(Extracted data entries)
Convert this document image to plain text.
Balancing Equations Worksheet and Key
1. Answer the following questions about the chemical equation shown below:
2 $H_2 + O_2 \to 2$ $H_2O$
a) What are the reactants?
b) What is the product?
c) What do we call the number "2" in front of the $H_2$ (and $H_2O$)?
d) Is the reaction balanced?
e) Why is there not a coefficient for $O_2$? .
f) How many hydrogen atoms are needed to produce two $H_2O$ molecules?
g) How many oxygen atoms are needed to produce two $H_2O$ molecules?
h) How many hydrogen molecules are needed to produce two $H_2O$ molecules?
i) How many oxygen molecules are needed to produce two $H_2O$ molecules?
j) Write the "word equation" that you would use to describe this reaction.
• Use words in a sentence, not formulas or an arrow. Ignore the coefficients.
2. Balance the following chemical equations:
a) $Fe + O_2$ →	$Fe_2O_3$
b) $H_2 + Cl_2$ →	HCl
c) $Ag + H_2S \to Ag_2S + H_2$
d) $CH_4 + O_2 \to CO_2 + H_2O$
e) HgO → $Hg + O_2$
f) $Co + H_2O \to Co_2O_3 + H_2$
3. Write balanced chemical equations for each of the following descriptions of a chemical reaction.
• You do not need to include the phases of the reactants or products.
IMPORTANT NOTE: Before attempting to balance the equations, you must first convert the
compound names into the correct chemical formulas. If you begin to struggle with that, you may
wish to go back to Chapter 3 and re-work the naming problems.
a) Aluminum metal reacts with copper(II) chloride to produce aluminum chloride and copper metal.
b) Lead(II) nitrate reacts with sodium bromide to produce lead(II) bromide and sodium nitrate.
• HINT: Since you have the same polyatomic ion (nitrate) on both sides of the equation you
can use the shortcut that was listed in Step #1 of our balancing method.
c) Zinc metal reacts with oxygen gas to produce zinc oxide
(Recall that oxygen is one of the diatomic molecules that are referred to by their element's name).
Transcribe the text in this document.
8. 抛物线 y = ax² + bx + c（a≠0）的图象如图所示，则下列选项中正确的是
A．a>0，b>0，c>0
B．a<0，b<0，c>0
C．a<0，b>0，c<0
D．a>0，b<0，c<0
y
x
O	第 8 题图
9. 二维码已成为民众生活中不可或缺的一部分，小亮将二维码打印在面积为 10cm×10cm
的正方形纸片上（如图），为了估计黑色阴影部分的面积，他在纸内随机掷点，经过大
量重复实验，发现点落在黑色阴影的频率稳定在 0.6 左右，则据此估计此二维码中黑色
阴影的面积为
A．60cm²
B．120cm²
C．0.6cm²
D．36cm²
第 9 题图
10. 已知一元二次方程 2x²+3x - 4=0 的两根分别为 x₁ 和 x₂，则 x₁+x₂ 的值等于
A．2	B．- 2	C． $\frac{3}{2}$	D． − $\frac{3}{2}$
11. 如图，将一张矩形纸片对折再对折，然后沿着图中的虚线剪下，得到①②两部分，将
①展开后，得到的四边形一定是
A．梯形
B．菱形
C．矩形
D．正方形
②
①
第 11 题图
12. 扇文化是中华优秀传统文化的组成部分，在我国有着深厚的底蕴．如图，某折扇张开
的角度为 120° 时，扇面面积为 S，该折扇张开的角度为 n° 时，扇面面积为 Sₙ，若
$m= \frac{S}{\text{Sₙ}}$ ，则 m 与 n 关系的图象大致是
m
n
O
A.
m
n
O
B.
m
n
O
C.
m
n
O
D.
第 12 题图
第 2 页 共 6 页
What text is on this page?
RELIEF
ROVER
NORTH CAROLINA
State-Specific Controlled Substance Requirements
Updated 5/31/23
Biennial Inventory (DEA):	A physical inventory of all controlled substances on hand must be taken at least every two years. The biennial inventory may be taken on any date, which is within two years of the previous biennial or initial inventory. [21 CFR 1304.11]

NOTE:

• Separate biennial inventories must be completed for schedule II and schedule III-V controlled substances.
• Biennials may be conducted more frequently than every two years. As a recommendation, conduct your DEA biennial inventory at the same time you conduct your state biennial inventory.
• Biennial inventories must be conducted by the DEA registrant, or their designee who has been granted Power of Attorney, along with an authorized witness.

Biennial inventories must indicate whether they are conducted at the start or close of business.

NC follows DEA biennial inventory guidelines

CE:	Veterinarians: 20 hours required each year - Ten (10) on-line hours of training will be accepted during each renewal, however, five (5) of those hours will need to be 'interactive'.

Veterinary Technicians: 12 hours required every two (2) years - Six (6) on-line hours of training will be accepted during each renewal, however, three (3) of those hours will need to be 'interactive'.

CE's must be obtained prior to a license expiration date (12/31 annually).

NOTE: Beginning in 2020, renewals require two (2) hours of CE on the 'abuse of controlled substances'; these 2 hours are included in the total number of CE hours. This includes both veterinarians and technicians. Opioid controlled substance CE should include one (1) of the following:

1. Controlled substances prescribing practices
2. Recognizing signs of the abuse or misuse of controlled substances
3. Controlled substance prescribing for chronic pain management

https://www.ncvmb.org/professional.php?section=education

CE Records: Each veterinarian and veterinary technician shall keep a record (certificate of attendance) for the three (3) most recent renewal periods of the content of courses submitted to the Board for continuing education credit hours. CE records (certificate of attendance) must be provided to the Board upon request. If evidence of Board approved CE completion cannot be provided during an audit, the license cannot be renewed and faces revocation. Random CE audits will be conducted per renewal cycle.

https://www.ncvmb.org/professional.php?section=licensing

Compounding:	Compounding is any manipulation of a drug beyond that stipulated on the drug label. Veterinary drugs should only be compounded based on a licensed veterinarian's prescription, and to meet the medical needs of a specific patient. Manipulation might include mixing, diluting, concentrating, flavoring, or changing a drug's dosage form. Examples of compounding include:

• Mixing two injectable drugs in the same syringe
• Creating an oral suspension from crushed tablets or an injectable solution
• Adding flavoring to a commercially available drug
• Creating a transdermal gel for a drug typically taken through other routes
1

-- What is being asked --
Your task is to repeat every line exactly.

-- Response to this exercise --
Convert this document image to plain text.
Balancing Equations Worksheet and Key
1. Answer the following questions about the chemical equation shown below:
2 $H_2 + O_2 \to 2$ $H_2O$
a) What are the reactants?
b) What is the product?
c) What do we call the number "2" in front of the $H_2$ (and $H_2O$)?
d) Is the reaction balanced?
e) Why is there not a coefficient for $O_2$? .
f) How many hydrogen atoms are needed to produce two $H_2O$ molecules?
g) How many oxygen atoms are needed to produce two $H_2O$ molecules?
h) How many hydrogen molecules are needed to produce two $H_2O$ molecules?
i) How many oxygen molecules are needed to produce two $H_2O$ molecules?
j) Write the "word equation" that you would use to describe this reaction.
• Use words in a sentence, not formulas or an arrow. Ignore the coefficients.
2. Balance the following chemical equations:
a) $Fe + O_2$ →	$Fe_2O_3$
b) $H_2 + Cl_2$ →	HCl
c) $Ag + H_2S \to Ag_2S + H_2$
d) $CH_4 + O_2 \to CO_2 + H_2O$
e) HgO → $Hg + O_2$
f) $Co + H_2O \to Co_2O_3 + H_2$
3. Write balanced chemical equations for each of the following descriptions of a chemical reaction.
• You do not need to include the phases of the reactants or products.
IMPORTANT NOTE: Before attempting to balance the equations, you must first convert the
compound names into the correct chemical formulas. If you begin to struggle with that, you may
wish to go back to Chapter 3 and re-work the naming problems.
a) Aluminum metal reacts with copper(II) chloride to produce aluminum chloride and copper metal.
b) Lead(II) nitrate reacts with sodium bromide to produce lead(II) bromide and sodium nitrate.
• HINT: Since you have the same polyatomic ion (nitrate) on both sides of the equation you
can use the shortcut that was listed in Step #1 of our balancing method.
c) Zinc metal reacts with oxygen gas to produce zinc oxide
(Recall that oxygen is one of the diatomic molecules that are referred to by their element's name).
Transcribe the text in this document.
8. 抛物线 y = ax² + bx + c（a≠0）的图象如图所示，则下列选项中正确的是
A．a>0，b>0，c>0
B．a<0，b<0，c>0
C．a<0，b>0，c<0
D．a>0，b<0，c<0
y
x
O	第 8 题图
9. 二维码已成为民众生活中不可或缺的一部分，小亮将二维码打印在面积为 10cm×10cm
的正方形纸片上（如图），为了估计黑色阴影部分的面积，他在纸内随机掷点，经过大
量重复实验，发现点落在黑色阴影的频率稳定在 0.6 左右，则据此估计此二维码中黑色
阴影的面积为
A．60cm²
B．120cm²
C．0.6cm²
D．36cm²
第 9 题图
10. 已知一元二次方程 2x²+3x - 4=0 的两根分别为 x₁ 和 x₂，则 x₁+x₂ 的值等于
A．2	B．- 2	C． $\frac{3}{2}$	D． − $\frac{3}{2}$
11. 如图，将一张矩形纸片对折再对折，然后沿着图中的虚线剪下，得到①②两部分，将
①展开后，得到的四边形一定是
A．梯形
B．菱形
C．矩形
D．正方形
②
①
第 11 题图
12. 扇文化是中华优秀传统文化的组成部分，在我国有着深厚的底蕴．如图，某折扇张开
的角度为 120° 时，扇面面积为 S，该折扇张开的角度为 n° 时，扇面面积为 Sₙ，若
$m= \frac{S}{\text{Sₙ}}$ ，则 m 与 n 关系的图象大致是
m
n
O
A.
m
n
O
B.
m
n
O
C.
m
n
O
D.
第 12 题图
第 2 页 共 6 页
What text is on this page?
RELIEF
ROVER
NORTH CAROLINA
State-Specific Controlled Substance Requirements
Updated 5/31/23
Biennial Inventory (DEA):	A physical inventory of all controlled substances on hand must be taken at least every two years. The biennial inventory may be taken on any date, which is within two years of the previous biennial or initial inventory. [21 CFR 1304.11]

NOTE:

• Separate biennial inventories must be completed for schedule II and schedule III-V controlled substances.
• Biennials may be conducted more frequently than every two years. As a recommendation, conduct your DEA biennial inventory at the same time you conduct your state biennial inventory.
• Biennial inventories must be conducted by the DEA registrant, or their designee who has been granted Power of Attorney, along with an authorized witness.

Biennial inventories must indicate whether they are conducted at the start or close of business.

NC follows DEA biennial inventory guidelines

CE:	Veterinarians: 20 hours required each year - Ten (10) on-line hours of training will be accepted during each renewal, however, five (5) of those hours will need to be 'interactive'.

Veterinary Technicians: 12 hours required every two (2) years - Six (6) on-line hours of training will be accepted during each renewal, however, three (3) of those hours will need to be 'interactive'.

CE's must be obtained prior to a license expiration date (12/31 annually).

NOTE: Beginning in 2020, renewals require two (2) hours of CE on the 'abuse of controlled substances'; these 2 hours are included in the total number of CE hours. This includes both veterinarians and technicians. Opioid controlled substance CE should include one (1) of the following:

1. Controlled substances prescribing practices
2. Recognizing signs of the abuse or misuse of controlled substances
3. Controlled substance prescribing for chronic pain management

https://www.ncvmb.org/professional.php?section=education

CE Records: Each veterinarian and veterinary technician shall keep a record (certificate of attendance) for the three (3) most recent renewal periods of the content of courses submitted to the Board for continuing education credit hours. CE records (certificate of attendance) must be provided to the Board upon request. If evidence of Board approved CE completion cannot be provided during an audit, the license cannot be renewed and faces revocation. Random CE audits will be conducted per renewal cycle.

https://www.ncvmb.org/professional.php?section=licensing

Compounding:	Compounding is any manipulation of a drug beyond that stipulated on the drug label. Veterinary drugs should only be compounded based on a licensed veterinarian's prescription, and to meet the medical needs of a specific patient. Manipulation might include mixing, diluting, concentrating, flavoring, or changing a drug's dosage form. Examples of compounding include:

• Mixing two injectable drugs in the same syringe
• Creating an oral suspension from crushed tablets or an injectable solution
• Adding flavoring to a commercially available drug
• Creating a transdermal gel for a drug typically taken through other routes
1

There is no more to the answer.